THE PROBLEM =>
Update the listing by replacing each "sidebar-item" with "nav-item" and write all of its lines out again, leaving everything else unchanged.

[Element box listing]
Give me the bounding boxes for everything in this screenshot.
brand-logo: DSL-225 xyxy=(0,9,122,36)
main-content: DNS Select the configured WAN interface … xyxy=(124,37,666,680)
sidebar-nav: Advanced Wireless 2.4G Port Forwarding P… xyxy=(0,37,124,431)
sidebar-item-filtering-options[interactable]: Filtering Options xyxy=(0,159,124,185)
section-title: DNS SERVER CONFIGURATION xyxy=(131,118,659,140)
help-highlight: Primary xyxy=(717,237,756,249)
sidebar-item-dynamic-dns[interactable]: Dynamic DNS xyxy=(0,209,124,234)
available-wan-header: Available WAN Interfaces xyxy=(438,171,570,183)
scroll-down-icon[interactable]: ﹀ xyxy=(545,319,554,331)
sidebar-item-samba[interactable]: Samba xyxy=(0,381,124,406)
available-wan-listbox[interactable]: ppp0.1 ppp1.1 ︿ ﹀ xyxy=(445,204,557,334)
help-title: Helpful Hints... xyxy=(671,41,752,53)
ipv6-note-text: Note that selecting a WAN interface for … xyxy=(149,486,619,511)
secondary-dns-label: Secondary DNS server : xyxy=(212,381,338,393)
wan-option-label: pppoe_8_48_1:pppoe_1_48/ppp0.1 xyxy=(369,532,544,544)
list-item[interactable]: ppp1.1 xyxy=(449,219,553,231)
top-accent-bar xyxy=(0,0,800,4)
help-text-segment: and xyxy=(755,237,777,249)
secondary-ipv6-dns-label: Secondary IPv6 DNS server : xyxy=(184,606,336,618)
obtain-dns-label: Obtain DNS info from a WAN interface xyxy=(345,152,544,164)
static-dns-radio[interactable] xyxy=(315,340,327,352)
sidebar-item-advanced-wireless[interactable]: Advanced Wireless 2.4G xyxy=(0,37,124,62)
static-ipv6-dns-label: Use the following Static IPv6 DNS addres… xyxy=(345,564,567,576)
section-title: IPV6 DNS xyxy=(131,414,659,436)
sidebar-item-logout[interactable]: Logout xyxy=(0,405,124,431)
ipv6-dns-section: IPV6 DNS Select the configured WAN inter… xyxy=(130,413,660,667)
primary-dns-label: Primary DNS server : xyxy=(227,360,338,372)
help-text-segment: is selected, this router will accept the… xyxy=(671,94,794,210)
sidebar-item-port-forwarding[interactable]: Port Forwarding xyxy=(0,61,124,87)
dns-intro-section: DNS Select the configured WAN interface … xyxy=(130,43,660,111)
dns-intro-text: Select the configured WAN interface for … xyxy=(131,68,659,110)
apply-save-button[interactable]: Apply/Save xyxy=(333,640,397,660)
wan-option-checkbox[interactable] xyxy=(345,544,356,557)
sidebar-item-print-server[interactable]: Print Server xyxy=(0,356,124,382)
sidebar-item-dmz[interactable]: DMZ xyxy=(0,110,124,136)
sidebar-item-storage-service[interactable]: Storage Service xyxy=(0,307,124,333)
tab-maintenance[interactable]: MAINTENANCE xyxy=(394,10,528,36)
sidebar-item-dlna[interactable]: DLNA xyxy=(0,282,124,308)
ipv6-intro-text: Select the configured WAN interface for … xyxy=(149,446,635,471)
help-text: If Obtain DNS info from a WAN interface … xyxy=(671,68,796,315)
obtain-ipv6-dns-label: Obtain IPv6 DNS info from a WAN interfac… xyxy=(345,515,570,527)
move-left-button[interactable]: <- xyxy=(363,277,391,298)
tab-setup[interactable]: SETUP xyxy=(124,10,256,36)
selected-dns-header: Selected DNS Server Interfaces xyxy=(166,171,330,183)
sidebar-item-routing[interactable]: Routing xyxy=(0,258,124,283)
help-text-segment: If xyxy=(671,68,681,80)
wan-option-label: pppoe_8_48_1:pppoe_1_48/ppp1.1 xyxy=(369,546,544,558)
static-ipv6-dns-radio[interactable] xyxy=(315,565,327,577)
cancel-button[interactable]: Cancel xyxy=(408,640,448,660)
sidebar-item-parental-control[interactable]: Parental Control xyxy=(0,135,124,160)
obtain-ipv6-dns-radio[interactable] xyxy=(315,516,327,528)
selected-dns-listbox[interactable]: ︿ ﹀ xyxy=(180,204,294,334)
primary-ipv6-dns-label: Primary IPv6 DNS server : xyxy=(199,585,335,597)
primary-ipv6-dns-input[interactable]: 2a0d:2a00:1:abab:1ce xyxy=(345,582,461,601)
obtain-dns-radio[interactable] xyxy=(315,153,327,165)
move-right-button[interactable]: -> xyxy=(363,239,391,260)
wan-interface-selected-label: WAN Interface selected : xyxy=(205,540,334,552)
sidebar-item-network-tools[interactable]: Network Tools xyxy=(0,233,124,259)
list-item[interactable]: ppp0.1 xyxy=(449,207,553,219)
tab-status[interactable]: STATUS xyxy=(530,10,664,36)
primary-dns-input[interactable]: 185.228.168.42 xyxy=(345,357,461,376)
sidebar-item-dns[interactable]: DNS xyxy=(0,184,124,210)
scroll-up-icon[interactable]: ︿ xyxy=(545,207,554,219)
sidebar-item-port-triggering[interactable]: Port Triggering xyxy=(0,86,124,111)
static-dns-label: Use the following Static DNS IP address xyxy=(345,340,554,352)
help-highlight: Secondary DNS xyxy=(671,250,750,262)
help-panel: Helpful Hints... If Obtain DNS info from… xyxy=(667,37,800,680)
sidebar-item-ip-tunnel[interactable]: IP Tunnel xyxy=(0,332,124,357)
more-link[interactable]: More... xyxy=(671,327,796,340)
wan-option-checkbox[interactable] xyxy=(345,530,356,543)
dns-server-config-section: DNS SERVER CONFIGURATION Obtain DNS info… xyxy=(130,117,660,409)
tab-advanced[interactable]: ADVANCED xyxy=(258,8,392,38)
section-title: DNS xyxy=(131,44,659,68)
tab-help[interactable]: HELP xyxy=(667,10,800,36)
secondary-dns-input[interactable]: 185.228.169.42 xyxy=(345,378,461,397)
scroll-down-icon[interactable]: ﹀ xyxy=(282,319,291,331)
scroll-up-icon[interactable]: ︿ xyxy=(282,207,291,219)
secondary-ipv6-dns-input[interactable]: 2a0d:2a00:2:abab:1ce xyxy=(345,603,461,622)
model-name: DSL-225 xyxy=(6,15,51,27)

THE COMPLETED TASK =>
Give me the bounding boxes for everything in this screenshot.
brand-logo: DSL-225 xyxy=(0,9,122,36)
main-content: DNS Select the configured WAN interface … xyxy=(124,37,666,680)
sidebar-nav: Advanced Wireless 2.4G Port Forwarding P… xyxy=(0,37,124,431)
nav-item-filtering-options[interactable]: Filtering Options xyxy=(0,159,124,185)
section-title: DNS SERVER CONFIGURATION xyxy=(131,118,659,140)
help-highlight: Primary xyxy=(717,237,756,249)
nav-item-dynamic-dns[interactable]: Dynamic DNS xyxy=(0,209,124,234)
available-wan-header: Available WAN Interfaces xyxy=(438,171,570,183)
scroll-down-icon[interactable]: ﹀ xyxy=(545,319,554,331)
nav-item-samba[interactable]: Samba xyxy=(0,381,124,406)
available-wan-listbox[interactable]: ppp0.1 ppp1.1 ︿ ﹀ xyxy=(445,204,557,334)
help-title: Helpful Hints... xyxy=(671,41,752,53)
ipv6-note-text: Note that selecting a WAN interface for … xyxy=(149,486,619,511)
secondary-dns-label: Secondary DNS server : xyxy=(212,381,338,393)
wan-option-label: pppoe_8_48_1:pppoe_1_48/ppp0.1 xyxy=(369,532,544,544)
list-item[interactable]: ppp1.1 xyxy=(449,219,553,231)
top-accent-bar xyxy=(0,0,800,4)
help-text-segment: and xyxy=(755,237,777,249)
secondary-ipv6-dns-label: Secondary IPv6 DNS server : xyxy=(184,606,336,618)
obtain-dns-label: Obtain DNS info from a WAN interface xyxy=(345,152,544,164)
static-dns-radio[interactable] xyxy=(315,340,327,352)
nav-item-advanced-wireless[interactable]: Advanced Wireless 2.4G xyxy=(0,37,124,62)
static-ipv6-dns-label: Use the following Static IPv6 DNS addres… xyxy=(345,564,567,576)
section-title: IPV6 DNS xyxy=(131,414,659,436)
nav-item-logout[interactable]: Logout xyxy=(0,405,124,431)
ipv6-dns-section: IPV6 DNS Select the configured WAN inter… xyxy=(130,413,660,667)
primary-dns-label: Primary DNS server : xyxy=(227,360,338,372)
help-text-segment: is selected, this router will accept the… xyxy=(671,94,794,210)
nav-item-port-forwarding[interactable]: Port Forwarding xyxy=(0,61,124,87)
dns-intro-section: DNS Select the configured WAN interface … xyxy=(130,43,660,111)
dns-intro-text: Select the configured WAN interface for … xyxy=(131,68,659,110)
apply-save-button[interactable]: Apply/Save xyxy=(333,640,397,660)
wan-option-checkbox[interactable] xyxy=(345,544,356,557)
nav-item-print-server[interactable]: Print Server xyxy=(0,356,124,382)
nav-item-dmz[interactable]: DMZ xyxy=(0,110,124,136)
nav-item-storage-service[interactable]: Storage Service xyxy=(0,307,124,333)
tab-maintenance[interactable]: MAINTENANCE xyxy=(394,10,528,36)
nav-item-dlna[interactable]: DLNA xyxy=(0,282,124,308)
ipv6-intro-text: Select the configured WAN interface for … xyxy=(149,446,635,471)
help-text: If Obtain DNS info from a WAN interface … xyxy=(671,68,796,315)
obtain-ipv6-dns-label: Obtain IPv6 DNS info from a WAN interfac… xyxy=(345,515,570,527)
move-left-button[interactable]: <- xyxy=(363,277,391,298)
tab-setup[interactable]: SETUP xyxy=(124,10,256,36)
selected-dns-header: Selected DNS Server Interfaces xyxy=(166,171,330,183)
nav-item-routing[interactable]: Routing xyxy=(0,258,124,283)
help-text-segment: If xyxy=(671,68,681,80)
wan-option-label: pppoe_8_48_1:pppoe_1_48/ppp1.1 xyxy=(369,546,544,558)
static-ipv6-dns-radio[interactable] xyxy=(315,565,327,577)
cancel-button[interactable]: Cancel xyxy=(408,640,448,660)
nav-item-parental-control[interactable]: Parental Control xyxy=(0,135,124,160)
obtain-ipv6-dns-radio[interactable] xyxy=(315,516,327,528)
selected-dns-listbox[interactable]: ︿ ﹀ xyxy=(180,204,294,334)
primary-ipv6-dns-label: Primary IPv6 DNS server : xyxy=(199,585,335,597)
primary-ipv6-dns-input[interactable]: 2a0d:2a00:1:abab:1ce xyxy=(345,582,461,601)
obtain-dns-radio[interactable] xyxy=(315,153,327,165)
move-right-button[interactable]: -> xyxy=(363,239,391,260)
wan-interface-selected-label: WAN Interface selected : xyxy=(205,540,334,552)
nav-item-network-tools[interactable]: Network Tools xyxy=(0,233,124,259)
list-item[interactable]: ppp0.1 xyxy=(449,207,553,219)
tab-status[interactable]: STATUS xyxy=(530,10,664,36)
primary-dns-input[interactable]: 185.228.168.42 xyxy=(345,357,461,376)
nav-item-dns[interactable]: DNS xyxy=(0,184,124,210)
scroll-up-icon[interactable]: ︿ xyxy=(545,207,554,219)
nav-item-port-triggering[interactable]: Port Triggering xyxy=(0,86,124,111)
static-dns-label: Use the following Static DNS IP address xyxy=(345,340,554,352)
help-highlight: Secondary DNS xyxy=(671,250,750,262)
help-panel: Helpful Hints... If Obtain DNS info from… xyxy=(667,37,800,680)
nav-item-ip-tunnel[interactable]: IP Tunnel xyxy=(0,332,124,357)
more-link[interactable]: More... xyxy=(671,327,796,340)
wan-option-checkbox[interactable] xyxy=(345,530,356,543)
dns-server-config-section: DNS SERVER CONFIGURATION Obtain DNS info… xyxy=(130,117,660,409)
tab-advanced[interactable]: ADVANCED xyxy=(258,8,392,38)
section-title: DNS xyxy=(131,44,659,68)
tab-help[interactable]: HELP xyxy=(667,10,800,36)
secondary-dns-input[interactable]: 185.228.169.42 xyxy=(345,378,461,397)
scroll-down-icon[interactable]: ﹀ xyxy=(282,319,291,331)
scroll-up-icon[interactable]: ︿ xyxy=(282,207,291,219)
secondary-ipv6-dns-input[interactable]: 2a0d:2a00:2:abab:1ce xyxy=(345,603,461,622)
model-name: DSL-225 xyxy=(6,15,51,27)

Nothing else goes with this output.